INPUT MATERIAL ▸
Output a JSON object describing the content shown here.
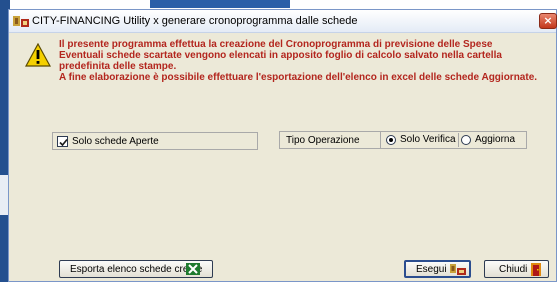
{
  "window": {
    "title": "CITY-FINANCING  Utility x  generare cronoprogramma dalle schede",
    "close_glyph": "×"
  },
  "message": {
    "lines": [
      "Il presente programma effettua la creazione del Cronoprogramma di previsione delle Spese",
      "Eventuali schede scartate vengono elencati in apposito foglio di calcolo salvato nella cartella predefinita delle stampe.",
      "A fine elaborazione è possibile effettuare l'esportazione dell'elenco in excel delle schede Aggiornate."
    ],
    "color": "#b3261e",
    "icon": "warning-icon"
  },
  "filters": {
    "solo_aperte_label": "Solo schede Aperte",
    "solo_aperte_checked": true
  },
  "operation": {
    "label": "Tipo Operazione",
    "options": [
      {
        "label": "Solo Verifica",
        "selected": true
      },
      {
        "label": "Aggiorna",
        "selected": false
      }
    ]
  },
  "buttons": {
    "esporta_label": "Esporta elenco schede create",
    "esporta_icon": "excel-icon",
    "esegui_label": "Esegui",
    "esegui_icon": "run-icon",
    "chiudi_label": "Chiudi",
    "chiudi_icon": "exit-door-icon"
  }
}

AIM OF THE TASK ▸ Of all the lines above, how many contain "delle"? Give the number and nothing more.

SOLVED EXERCISE ▸ 3